Mondragon and the Sovereignty of Labor
In the Fall of 2019, I visited the Mondragon Cooperatives through the Saint Mary’s Masters of Cooperative Management Field Research course taught by Marcelo Vieta. Before I left for the field research trip, I was attracted to the Mondragon Principle “Sovereignty of Labor.” There is so much to say about this worker cooperative operating at such a large scale. I decided to dive more deeply into how the Sovereignty of Labor shows up in multiple aspects of life, work, and systems. I’m really inspired by it!
Following, you’ll find an adapted version of my final academic paper from my experience. In it, you’ll find information including 7 lessons I learned that contribute to the “Sovereignty of Labor” from Mondragon, connections to the United States and my cooperative, and dreams of a cooperative future.
(Also: enjoy video capturing our trip by my talented co-learner and friend in the Saint Mary’s program, Anne Caraan.)
The cooperative movement needs to have deep roots of solidarity, justice and freedom, in the interest of those who are committed to our base units, such as our work commitments. — Fr. Josemaria Arizmendiarrietta, founder of Mondragon
Cooperatives build new economies based on human needs rather than profits. The cooperative model is a shift from the extractive nature of corporate globalization. The cooperative difference is simple. A cooperative serves the needs of its members guided by the cooperative principles. In a capitalist economy, it is not easy to center the needs of cooperative members. In the Arrasate region (also known as Mondragon), I witnessed a special connection to work and humanizing workers. In this piece, I reflect on the ways that the Mondragon Cooperative Corporation (MCC) has created a humanizing support system and prioritizes its workers and cooperatives.

# SUPPLIED INFORMATION:
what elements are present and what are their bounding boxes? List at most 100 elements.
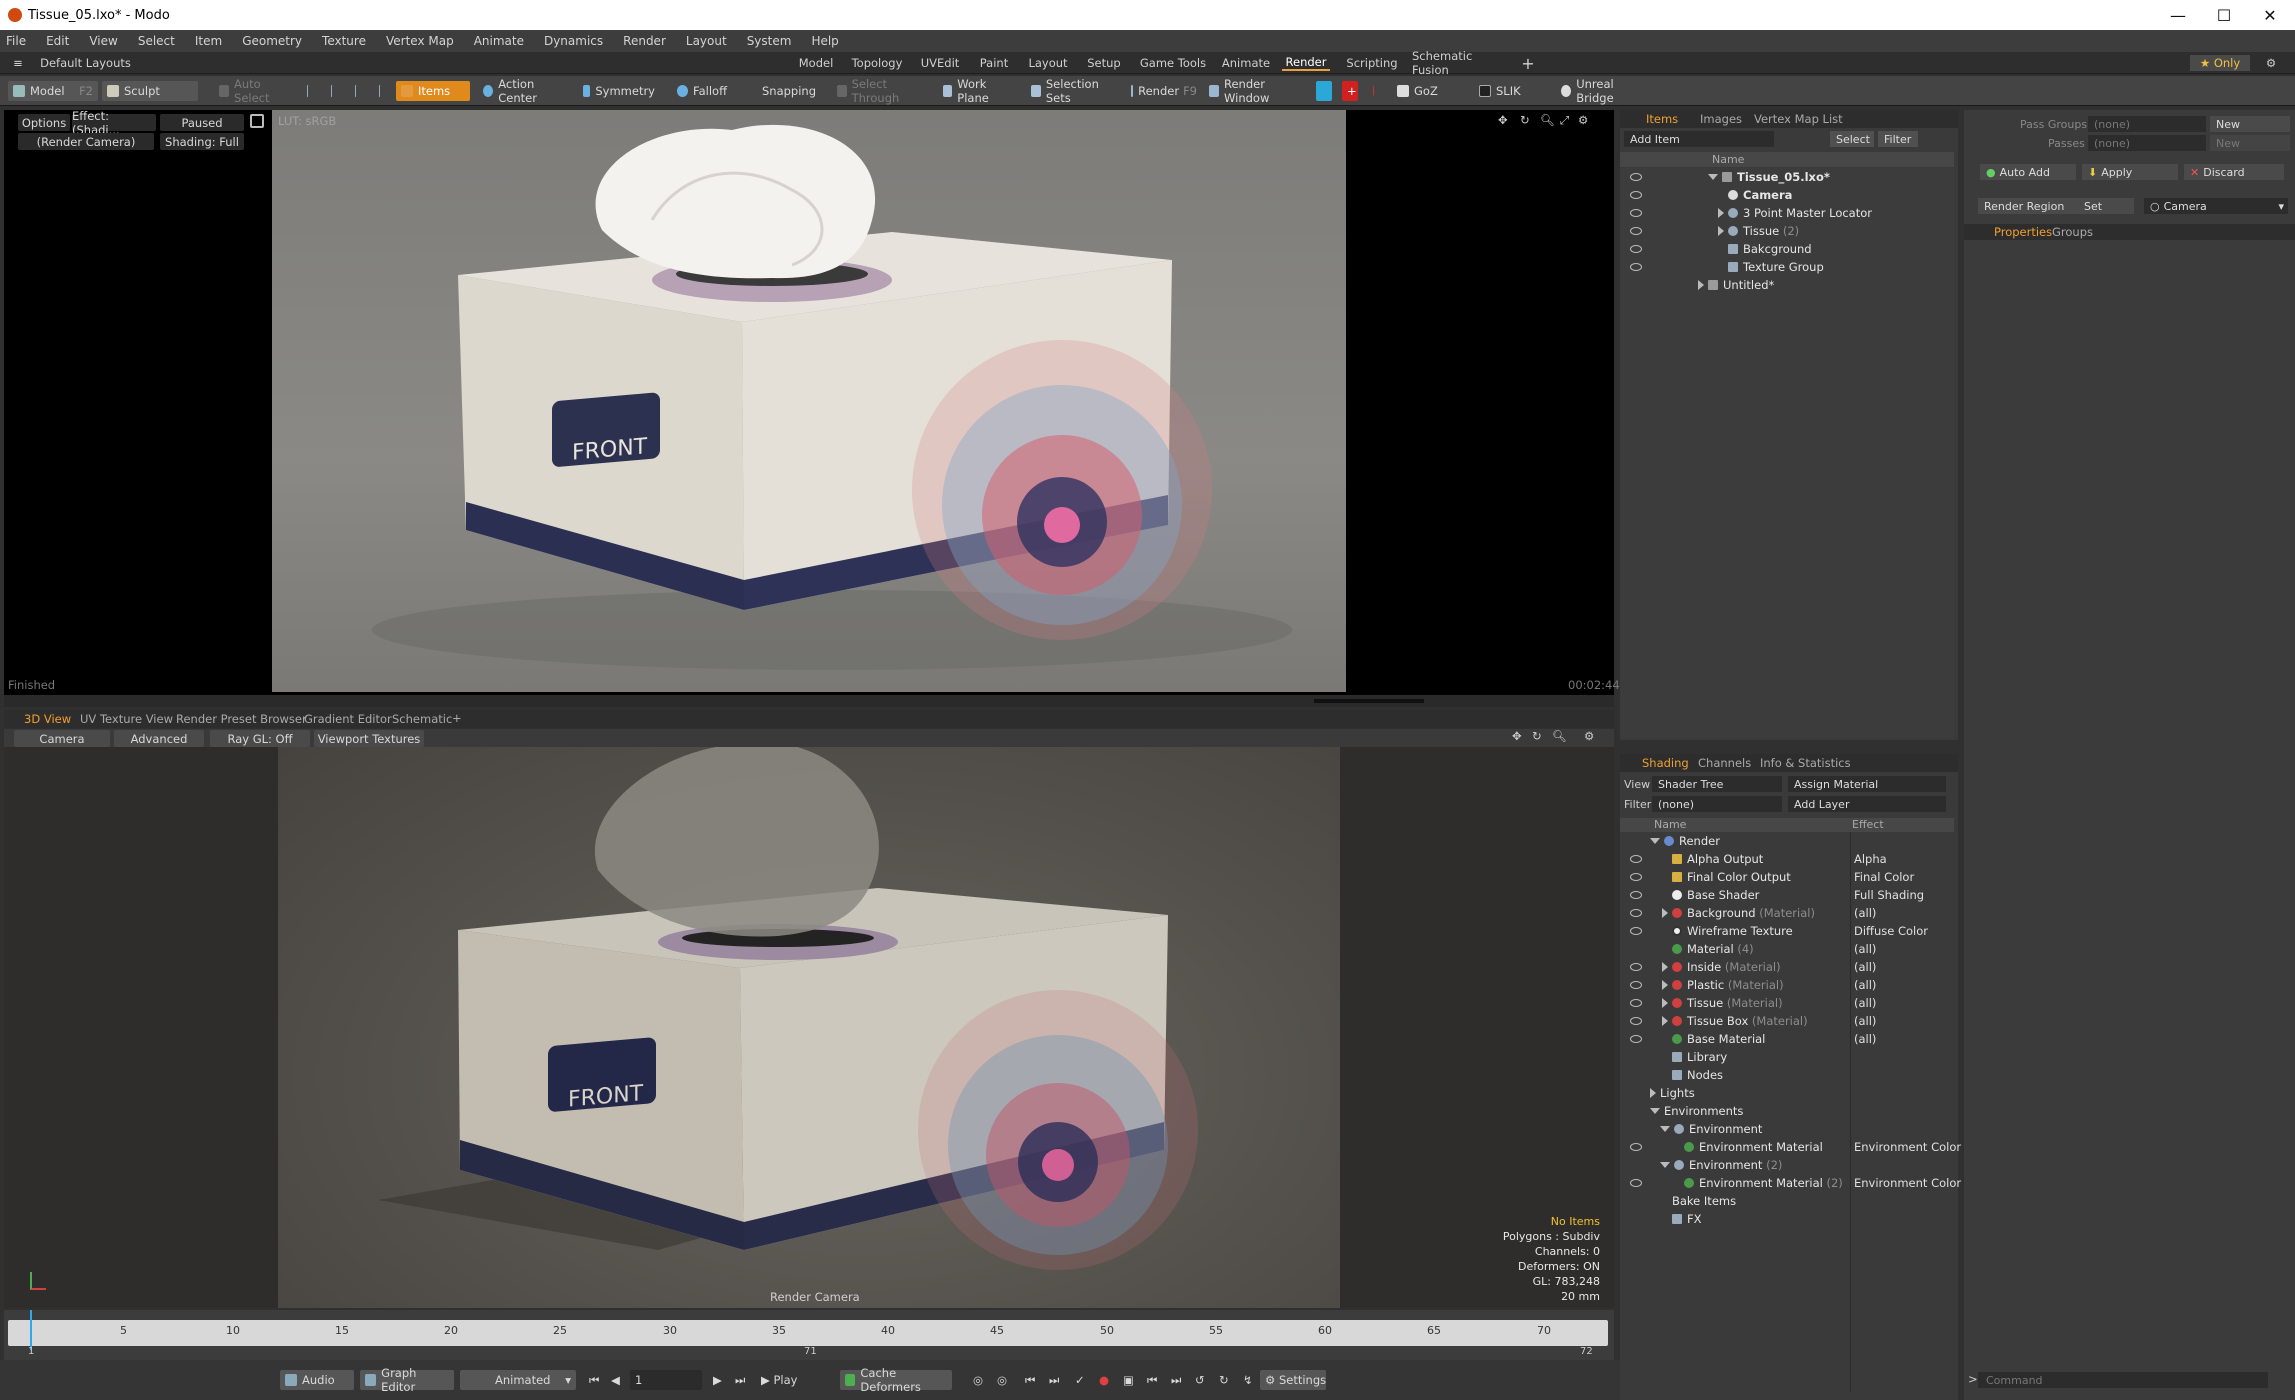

# TASKS FOR THIS EXERCISE:
a) Answer these questions about the Mondragon essay, each on its own line:
(i) In what season and year did the writer visit the Mondragon Cooperatives?
(ii) Who made the video of the trip?
(iii) What other name is the Arrasate region known by?
b) Carry on the essay about Mondragon and the Sovereignty of Labor, picking up after its final sentence.

# PER-TASK OUTPUTS:
a)
(i) Fall of 2019
(ii) Anne Caraan
(iii) Mondragon

b)
Lesson 1Workers are the historic heroes, embedded in history and legends.
On an old building in Mondragon, a message enscripted in Latin conveys work as an honor. Mondragon spokesperson Ander Etxeberria (our generous host and guide for the week) shares that viewing work as honor is culturally important to the community at Mondragon. There are today some 2,000 cooperatives in the Mondragon region, with 97 of those connected under the Mondragon Cooperative Corporation. This cultural relationship and understanding of work highlights the MCC principle of the sovereignty of labor. This principle, sovereignty of labor, is clearly a Mondragon principle which “considers labour the principle factor for transforming nature, society and human beings themselves.”
The cultural meanings, narratives, practices, and building inscriptions in Mondragon demonstrate the power and infiltration of this principle, the sovereignty of labor. In many cultures, there is the legend of the dragon terrorizing the village; and there is always someone who saves the town from the dragon. Sometimes, the king, the knight, or the under-dog turned hero saves the village. What story is familiar to you?
In Mondragon, the story ends in a different way: the foundry workers overcame the dragon. This story is a cultural example of the honor of workers and work. Whereas in other cultures, workers are replaceable, they are sometimes pesky (when they revolt), they are advocated for, but they are not the heroes of the town. The king or knight is often the hero. In Mondragon, workers are the heroes. This contributes to the narrative around the sovereignty of labor, the sovereignty of the workers.
Lesson 2The purpose of work is to improve society.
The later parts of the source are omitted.